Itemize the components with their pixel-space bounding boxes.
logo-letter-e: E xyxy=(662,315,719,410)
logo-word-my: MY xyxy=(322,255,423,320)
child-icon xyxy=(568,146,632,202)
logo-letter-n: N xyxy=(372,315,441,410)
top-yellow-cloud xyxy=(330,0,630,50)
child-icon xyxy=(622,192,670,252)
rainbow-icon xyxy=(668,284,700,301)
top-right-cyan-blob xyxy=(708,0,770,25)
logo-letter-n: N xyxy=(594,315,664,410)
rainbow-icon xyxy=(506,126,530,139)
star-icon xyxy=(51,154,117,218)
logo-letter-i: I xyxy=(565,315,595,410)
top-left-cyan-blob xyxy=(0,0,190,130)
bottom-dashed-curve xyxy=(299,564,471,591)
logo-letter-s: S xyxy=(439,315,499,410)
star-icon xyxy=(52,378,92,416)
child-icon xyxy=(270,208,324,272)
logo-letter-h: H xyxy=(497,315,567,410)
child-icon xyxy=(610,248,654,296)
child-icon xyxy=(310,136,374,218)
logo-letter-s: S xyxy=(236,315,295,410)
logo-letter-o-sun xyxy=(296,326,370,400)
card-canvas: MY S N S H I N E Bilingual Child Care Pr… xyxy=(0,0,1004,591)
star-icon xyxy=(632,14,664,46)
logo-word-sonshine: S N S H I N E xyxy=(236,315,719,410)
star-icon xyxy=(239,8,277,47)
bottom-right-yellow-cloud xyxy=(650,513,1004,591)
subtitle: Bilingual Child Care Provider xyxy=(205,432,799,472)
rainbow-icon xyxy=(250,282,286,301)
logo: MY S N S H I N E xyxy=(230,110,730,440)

^^^^^^^^^^^^^^^^

▶ Problem requirements
Reproduce the entries verbatim, beginning with the first line and ending after the line that contains "logo-letter-o-sun xyxy=(296,326,370,400)". Include that final line.

▶ Task solution
Itemize the components with their pixel-space bounding boxes.
logo-letter-e: E xyxy=(662,315,719,410)
logo-word-my: MY xyxy=(322,255,423,320)
child-icon xyxy=(568,146,632,202)
logo-letter-n: N xyxy=(372,315,441,410)
top-yellow-cloud xyxy=(330,0,630,50)
child-icon xyxy=(622,192,670,252)
rainbow-icon xyxy=(668,284,700,301)
top-right-cyan-blob xyxy=(708,0,770,25)
logo-letter-n: N xyxy=(594,315,664,410)
rainbow-icon xyxy=(506,126,530,139)
star-icon xyxy=(51,154,117,218)
logo-letter-i: I xyxy=(565,315,595,410)
top-left-cyan-blob xyxy=(0,0,190,130)
bottom-dashed-curve xyxy=(299,564,471,591)
logo-letter-s: S xyxy=(439,315,499,410)
star-icon xyxy=(52,378,92,416)
child-icon xyxy=(270,208,324,272)
logo-letter-h: H xyxy=(497,315,567,410)
child-icon xyxy=(610,248,654,296)
child-icon xyxy=(310,136,374,218)
logo-letter-s: S xyxy=(236,315,295,410)
logo-letter-o-sun xyxy=(296,326,370,400)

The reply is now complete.